Stored data -

..............................

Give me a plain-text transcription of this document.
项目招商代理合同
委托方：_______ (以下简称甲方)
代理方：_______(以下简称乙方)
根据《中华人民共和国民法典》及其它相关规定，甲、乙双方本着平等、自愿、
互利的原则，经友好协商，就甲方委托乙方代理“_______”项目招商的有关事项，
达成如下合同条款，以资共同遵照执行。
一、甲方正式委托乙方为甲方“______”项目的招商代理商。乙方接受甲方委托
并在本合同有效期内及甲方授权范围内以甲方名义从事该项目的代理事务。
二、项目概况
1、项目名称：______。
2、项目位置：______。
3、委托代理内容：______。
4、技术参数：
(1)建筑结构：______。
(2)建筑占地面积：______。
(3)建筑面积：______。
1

..............................

Job - Restate the records, all of them, precisely as written.

Answer to the problem -
Give me a plain-text transcription of this document.
项目招商代理合同
委托方：_______ (以下简称甲方)
代理方：_______(以下简称乙方)
根据《中华人民共和国民法典》及其它相关规定，甲、乙双方本着平等、自愿、
互利的原则，经友好协商，就甲方委托乙方代理“_______”项目招商的有关事项，
达成如下合同条款，以资共同遵照执行。
一、甲方正式委托乙方为甲方“______”项目的招商代理商。乙方接受甲方委托
并在本合同有效期内及甲方授权范围内以甲方名义从事该项目的代理事务。
二、项目概况
1、项目名称：______。
2、项目位置：______。
3、委托代理内容：______。
4、技术参数：
(1)建筑结构：______。
(2)建筑占地面积：______。
(3)建筑面积：______。
1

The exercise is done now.